• REQUIREMENTS: Identify the lines that contain the word "filled", then copy them.

[Collected data entries]
****************

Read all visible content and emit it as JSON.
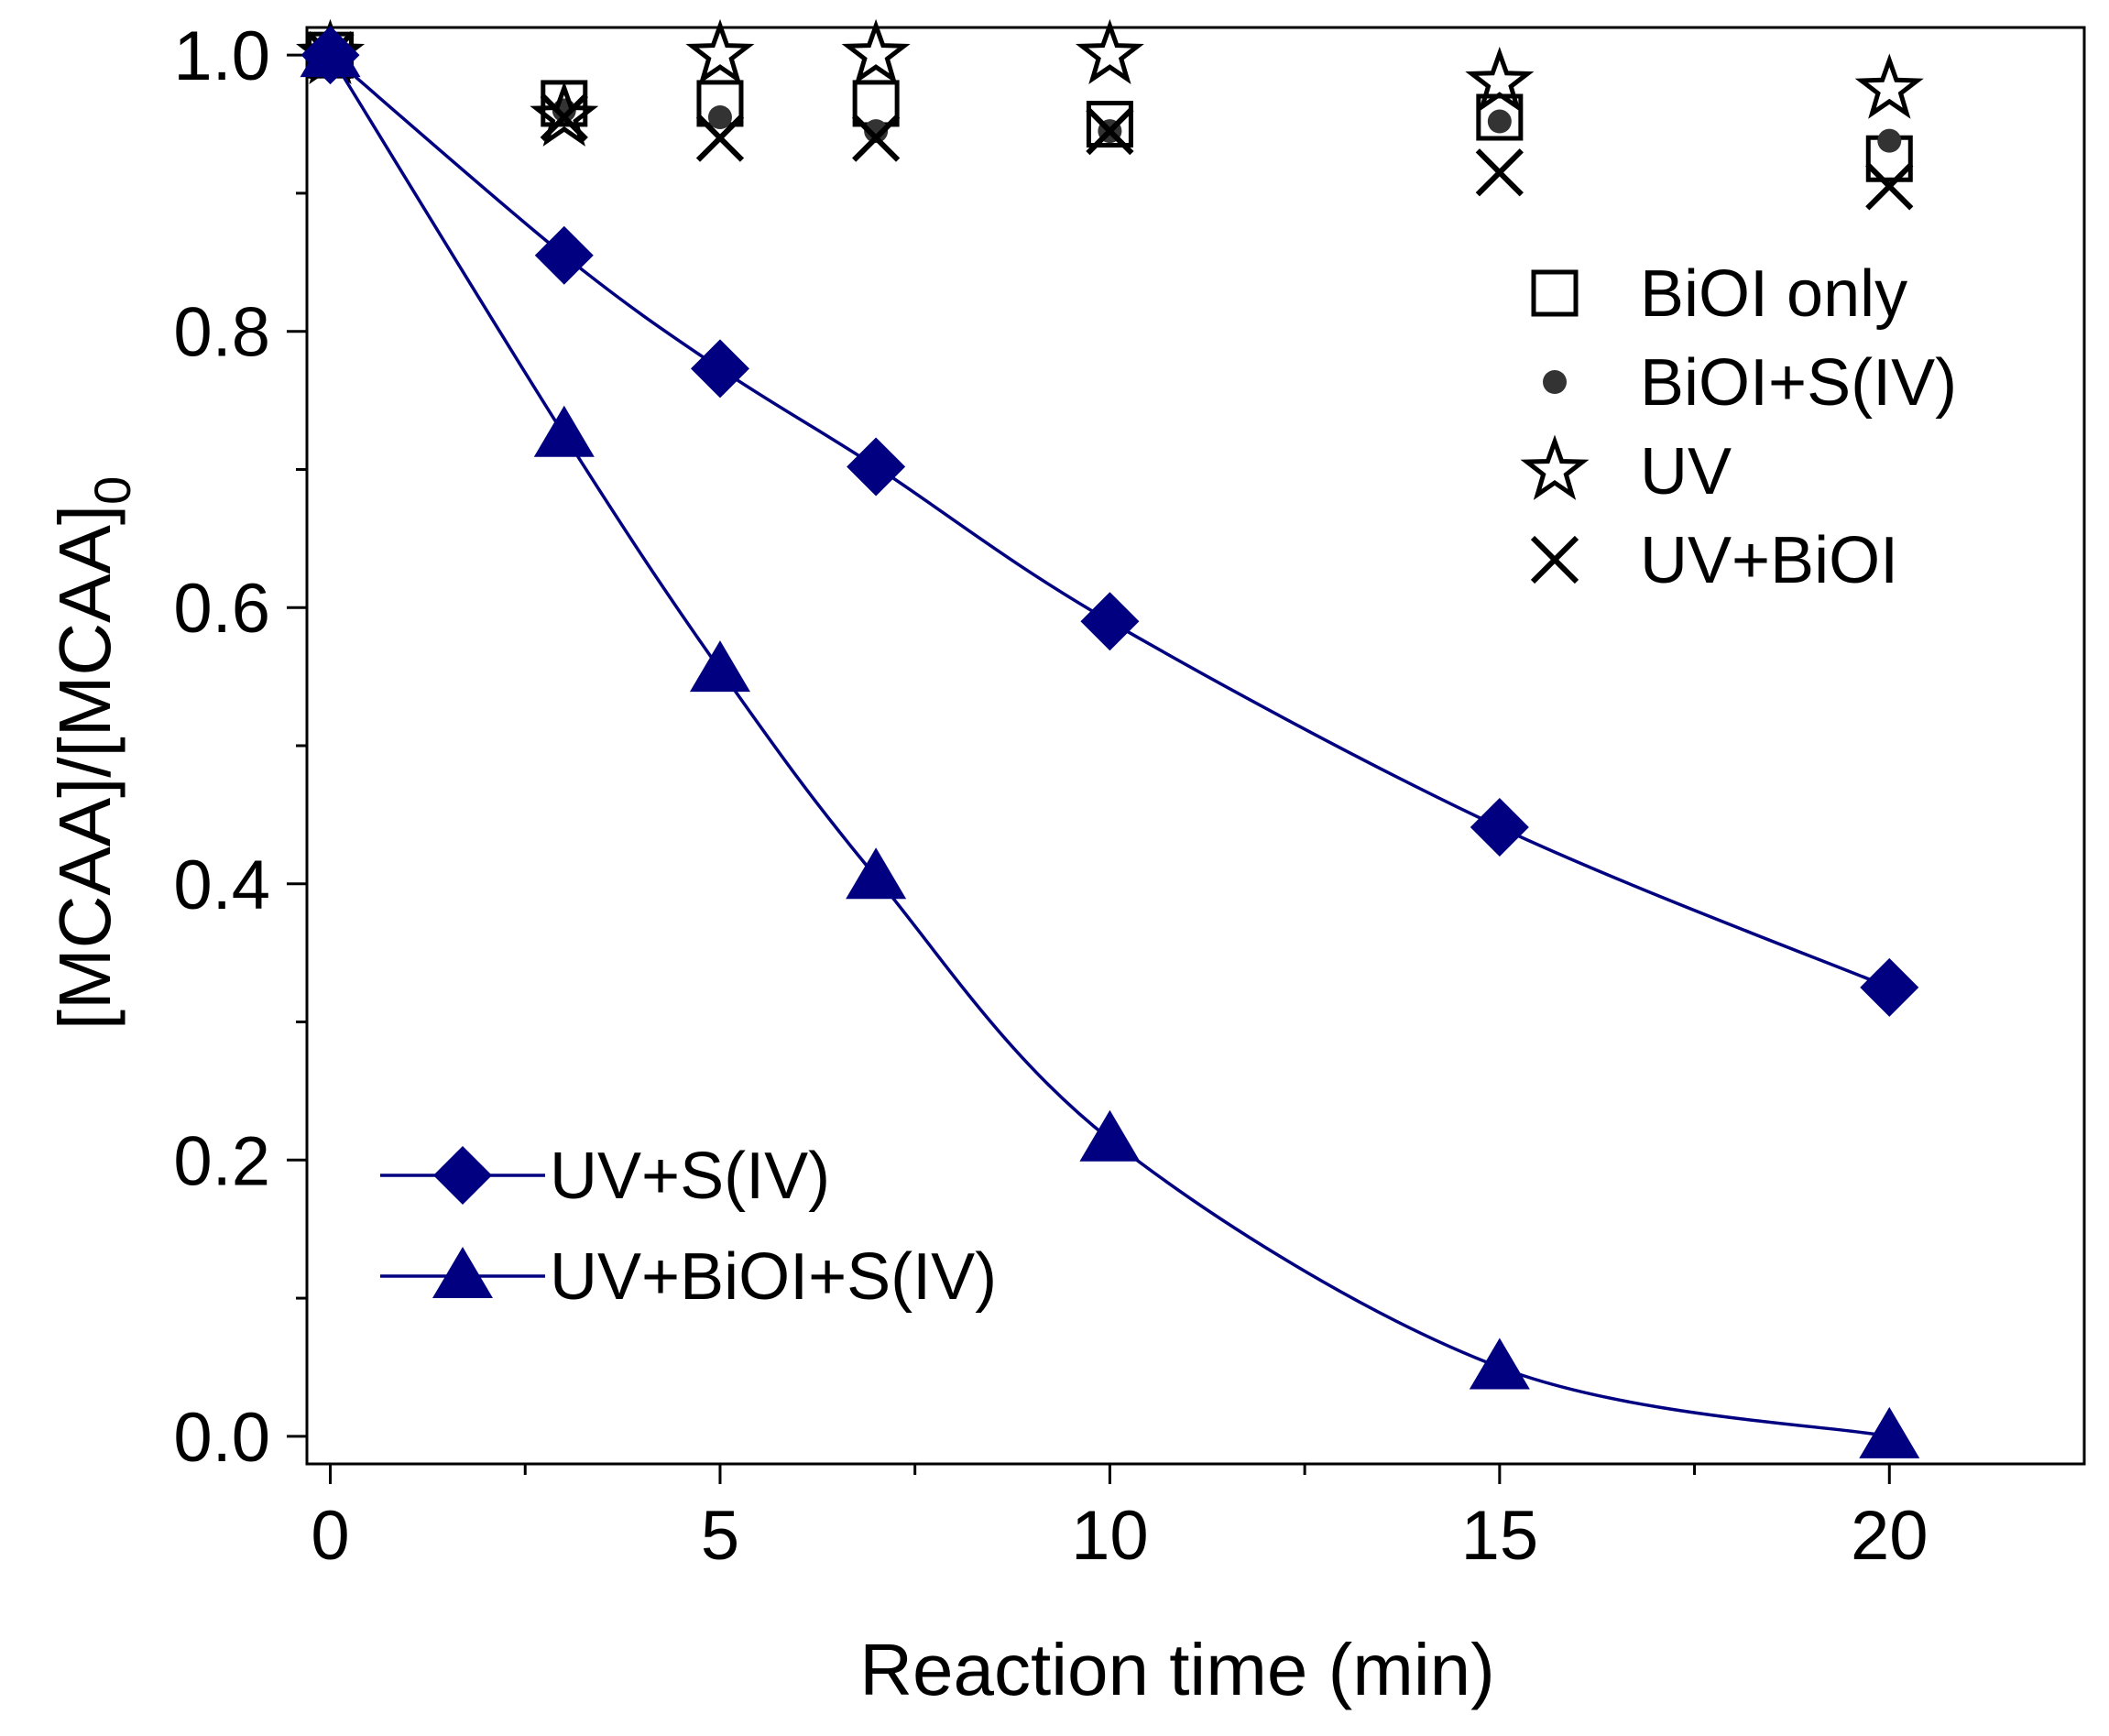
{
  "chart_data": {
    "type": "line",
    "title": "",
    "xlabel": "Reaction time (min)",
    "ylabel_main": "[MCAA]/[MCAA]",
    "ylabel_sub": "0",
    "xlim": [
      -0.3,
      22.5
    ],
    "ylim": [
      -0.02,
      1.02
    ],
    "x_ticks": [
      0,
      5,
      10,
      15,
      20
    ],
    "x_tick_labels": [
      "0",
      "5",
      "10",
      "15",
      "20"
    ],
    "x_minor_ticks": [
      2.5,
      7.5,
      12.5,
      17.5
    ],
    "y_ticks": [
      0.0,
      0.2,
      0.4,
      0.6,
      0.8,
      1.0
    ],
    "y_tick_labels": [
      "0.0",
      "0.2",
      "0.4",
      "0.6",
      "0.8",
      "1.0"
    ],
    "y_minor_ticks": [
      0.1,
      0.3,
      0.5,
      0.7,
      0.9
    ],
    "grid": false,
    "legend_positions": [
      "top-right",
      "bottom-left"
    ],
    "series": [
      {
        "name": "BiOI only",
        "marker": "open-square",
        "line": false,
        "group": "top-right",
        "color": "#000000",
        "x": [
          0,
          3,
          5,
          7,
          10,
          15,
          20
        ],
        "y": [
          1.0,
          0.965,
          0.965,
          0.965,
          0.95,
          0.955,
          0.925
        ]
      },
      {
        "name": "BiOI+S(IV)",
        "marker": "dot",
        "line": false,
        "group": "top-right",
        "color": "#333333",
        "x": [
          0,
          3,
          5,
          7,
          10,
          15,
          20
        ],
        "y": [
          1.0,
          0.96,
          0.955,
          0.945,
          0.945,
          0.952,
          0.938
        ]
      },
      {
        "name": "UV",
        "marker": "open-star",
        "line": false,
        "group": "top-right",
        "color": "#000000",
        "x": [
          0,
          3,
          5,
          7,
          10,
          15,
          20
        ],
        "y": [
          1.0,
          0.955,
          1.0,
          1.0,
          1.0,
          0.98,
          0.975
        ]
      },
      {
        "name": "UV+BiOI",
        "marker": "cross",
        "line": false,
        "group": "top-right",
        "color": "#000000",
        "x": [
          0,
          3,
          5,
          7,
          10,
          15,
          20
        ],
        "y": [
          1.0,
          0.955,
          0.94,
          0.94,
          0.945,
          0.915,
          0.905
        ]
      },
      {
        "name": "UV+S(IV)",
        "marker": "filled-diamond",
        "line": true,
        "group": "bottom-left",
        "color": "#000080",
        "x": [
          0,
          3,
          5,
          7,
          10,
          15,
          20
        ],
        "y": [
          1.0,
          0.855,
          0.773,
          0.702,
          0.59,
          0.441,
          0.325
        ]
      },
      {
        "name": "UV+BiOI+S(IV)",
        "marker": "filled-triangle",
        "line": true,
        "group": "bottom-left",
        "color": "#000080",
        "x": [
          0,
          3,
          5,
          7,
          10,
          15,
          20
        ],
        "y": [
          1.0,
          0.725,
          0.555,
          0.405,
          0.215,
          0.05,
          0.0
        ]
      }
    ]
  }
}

****************

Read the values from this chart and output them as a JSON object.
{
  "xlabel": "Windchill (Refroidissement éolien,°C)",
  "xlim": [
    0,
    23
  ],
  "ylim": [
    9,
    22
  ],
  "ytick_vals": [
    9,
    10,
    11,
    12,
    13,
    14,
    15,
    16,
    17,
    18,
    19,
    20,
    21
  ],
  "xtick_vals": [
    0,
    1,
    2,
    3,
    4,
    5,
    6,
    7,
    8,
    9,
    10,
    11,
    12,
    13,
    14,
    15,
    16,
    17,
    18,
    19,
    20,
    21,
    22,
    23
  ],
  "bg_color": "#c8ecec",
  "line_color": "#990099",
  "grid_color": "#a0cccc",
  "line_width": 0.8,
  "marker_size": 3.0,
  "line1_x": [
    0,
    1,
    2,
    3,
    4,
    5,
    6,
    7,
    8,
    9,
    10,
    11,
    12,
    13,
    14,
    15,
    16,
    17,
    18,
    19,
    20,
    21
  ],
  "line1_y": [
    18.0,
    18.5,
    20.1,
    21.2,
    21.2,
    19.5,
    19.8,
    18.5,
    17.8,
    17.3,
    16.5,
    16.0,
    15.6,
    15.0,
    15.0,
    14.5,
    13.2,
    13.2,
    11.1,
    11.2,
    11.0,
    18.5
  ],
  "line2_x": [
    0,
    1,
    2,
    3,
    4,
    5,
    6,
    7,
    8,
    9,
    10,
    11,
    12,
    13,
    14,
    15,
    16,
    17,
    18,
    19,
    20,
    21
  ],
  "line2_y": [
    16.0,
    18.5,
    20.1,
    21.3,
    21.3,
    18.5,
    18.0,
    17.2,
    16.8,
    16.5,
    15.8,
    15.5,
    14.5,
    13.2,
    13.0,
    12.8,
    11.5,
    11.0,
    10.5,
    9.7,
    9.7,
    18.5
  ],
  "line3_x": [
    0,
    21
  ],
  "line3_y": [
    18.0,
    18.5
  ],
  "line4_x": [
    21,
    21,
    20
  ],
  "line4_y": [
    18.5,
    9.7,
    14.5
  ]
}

****************

• FINAL RESULT:
        "marker": "filled-diamond",
        "marker": "filled-triangle",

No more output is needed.